### [ANFORDERUNG]
Wiederhole die Datensätze unverändert, und zwar vom Anfang bis einschließlich der Zeile mit „legend-label-pr2: _pr2: [231, 314, 247, 322]“.

^^^^^^^^^^^^^^^^

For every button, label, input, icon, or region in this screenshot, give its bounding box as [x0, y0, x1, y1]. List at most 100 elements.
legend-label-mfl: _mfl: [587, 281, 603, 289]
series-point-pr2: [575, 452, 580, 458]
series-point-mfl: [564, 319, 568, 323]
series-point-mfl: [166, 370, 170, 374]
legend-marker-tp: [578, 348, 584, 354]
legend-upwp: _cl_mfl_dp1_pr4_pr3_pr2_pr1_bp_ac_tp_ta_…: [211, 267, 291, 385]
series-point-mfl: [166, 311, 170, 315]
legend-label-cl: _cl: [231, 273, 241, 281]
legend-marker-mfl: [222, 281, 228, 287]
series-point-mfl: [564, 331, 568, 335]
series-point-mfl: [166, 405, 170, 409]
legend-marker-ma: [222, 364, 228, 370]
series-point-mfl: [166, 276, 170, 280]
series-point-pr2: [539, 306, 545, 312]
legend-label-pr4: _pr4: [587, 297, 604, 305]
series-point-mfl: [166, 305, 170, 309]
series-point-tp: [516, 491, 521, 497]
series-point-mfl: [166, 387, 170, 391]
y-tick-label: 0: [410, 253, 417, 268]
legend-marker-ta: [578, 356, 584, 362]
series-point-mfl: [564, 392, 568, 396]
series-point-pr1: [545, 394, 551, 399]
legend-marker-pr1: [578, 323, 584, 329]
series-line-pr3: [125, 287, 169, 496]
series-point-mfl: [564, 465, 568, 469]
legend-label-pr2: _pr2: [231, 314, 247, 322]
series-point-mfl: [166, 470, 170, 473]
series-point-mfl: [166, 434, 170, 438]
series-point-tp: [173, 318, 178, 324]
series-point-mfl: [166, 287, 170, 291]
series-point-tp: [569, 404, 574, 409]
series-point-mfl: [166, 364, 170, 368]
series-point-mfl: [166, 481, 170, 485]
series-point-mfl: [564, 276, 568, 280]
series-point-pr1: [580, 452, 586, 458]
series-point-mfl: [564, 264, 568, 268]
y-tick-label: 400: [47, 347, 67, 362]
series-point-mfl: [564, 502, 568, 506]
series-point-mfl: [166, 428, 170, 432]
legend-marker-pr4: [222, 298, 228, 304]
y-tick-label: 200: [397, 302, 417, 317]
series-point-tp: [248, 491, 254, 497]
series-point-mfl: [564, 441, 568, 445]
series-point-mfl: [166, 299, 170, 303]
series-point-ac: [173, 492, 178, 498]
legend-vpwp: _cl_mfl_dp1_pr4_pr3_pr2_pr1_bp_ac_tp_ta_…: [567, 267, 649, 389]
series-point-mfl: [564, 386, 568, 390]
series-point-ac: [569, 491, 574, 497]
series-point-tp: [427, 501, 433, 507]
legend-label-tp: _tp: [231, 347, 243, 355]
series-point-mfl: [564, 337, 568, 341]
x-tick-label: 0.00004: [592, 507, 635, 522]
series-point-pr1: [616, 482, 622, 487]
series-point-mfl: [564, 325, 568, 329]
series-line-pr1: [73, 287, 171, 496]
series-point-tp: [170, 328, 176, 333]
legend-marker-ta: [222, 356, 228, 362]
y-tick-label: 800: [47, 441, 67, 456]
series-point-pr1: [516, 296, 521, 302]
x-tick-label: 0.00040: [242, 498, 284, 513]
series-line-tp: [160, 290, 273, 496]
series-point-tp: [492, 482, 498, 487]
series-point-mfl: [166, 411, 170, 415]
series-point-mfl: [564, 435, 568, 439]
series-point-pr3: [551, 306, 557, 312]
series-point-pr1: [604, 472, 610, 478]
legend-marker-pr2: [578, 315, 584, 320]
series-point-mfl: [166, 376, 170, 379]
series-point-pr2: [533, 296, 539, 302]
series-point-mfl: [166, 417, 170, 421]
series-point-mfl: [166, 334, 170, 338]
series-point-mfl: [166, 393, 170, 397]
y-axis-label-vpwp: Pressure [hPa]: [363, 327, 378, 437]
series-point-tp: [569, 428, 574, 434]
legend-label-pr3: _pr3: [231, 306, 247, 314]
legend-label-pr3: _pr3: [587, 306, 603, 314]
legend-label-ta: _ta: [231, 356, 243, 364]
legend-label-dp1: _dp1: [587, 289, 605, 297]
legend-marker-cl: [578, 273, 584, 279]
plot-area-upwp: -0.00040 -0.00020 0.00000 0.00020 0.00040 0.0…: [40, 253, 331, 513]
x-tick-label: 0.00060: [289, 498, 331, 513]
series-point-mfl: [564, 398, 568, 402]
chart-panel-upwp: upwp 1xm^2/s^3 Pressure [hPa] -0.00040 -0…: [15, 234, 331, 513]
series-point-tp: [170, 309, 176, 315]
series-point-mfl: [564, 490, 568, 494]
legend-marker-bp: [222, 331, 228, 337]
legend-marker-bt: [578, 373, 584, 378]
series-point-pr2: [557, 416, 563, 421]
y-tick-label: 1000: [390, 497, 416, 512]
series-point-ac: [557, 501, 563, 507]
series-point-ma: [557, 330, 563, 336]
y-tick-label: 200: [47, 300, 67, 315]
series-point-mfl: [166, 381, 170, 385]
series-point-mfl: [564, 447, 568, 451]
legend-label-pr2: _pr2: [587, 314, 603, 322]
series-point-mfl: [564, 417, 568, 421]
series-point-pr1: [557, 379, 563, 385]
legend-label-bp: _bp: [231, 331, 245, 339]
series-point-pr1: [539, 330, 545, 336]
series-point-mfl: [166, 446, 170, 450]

^^^^^^^^^^^^^^^^

### [LÖSUNG]
For every button, label, input, icon, or region in this screenshot, give its bounding box as [x0, y0, x1, y1]. List at most 100 elements.
legend-label-mfl: _mfl: [587, 281, 603, 289]
series-point-pr2: [575, 452, 580, 458]
series-point-mfl: [564, 319, 568, 323]
series-point-mfl: [166, 370, 170, 374]
legend-marker-tp: [578, 348, 584, 354]
legend-upwp: _cl_mfl_dp1_pr4_pr3_pr2_pr1_bp_ac_tp_ta_…: [211, 267, 291, 385]
series-point-mfl: [166, 311, 170, 315]
legend-label-cl: _cl: [231, 273, 241, 281]
legend-marker-mfl: [222, 281, 228, 287]
series-point-mfl: [564, 331, 568, 335]
series-point-mfl: [166, 405, 170, 409]
legend-marker-ma: [222, 364, 228, 370]
series-point-mfl: [166, 276, 170, 280]
series-point-pr2: [539, 306, 545, 312]
legend-label-pr4: _pr4: [587, 297, 604, 305]
series-point-mfl: [166, 305, 170, 309]
series-point-tp: [516, 491, 521, 497]
series-point-mfl: [166, 387, 170, 391]
y-tick-label: 0: [410, 253, 417, 268]
legend-marker-ta: [578, 356, 584, 362]
series-point-mfl: [564, 392, 568, 396]
series-point-pr1: [545, 394, 551, 399]
legend-marker-pr1: [578, 323, 584, 329]
series-line-pr3: [125, 287, 169, 496]
series-point-mfl: [564, 465, 568, 469]
legend-label-pr2: _pr2: [231, 314, 247, 322]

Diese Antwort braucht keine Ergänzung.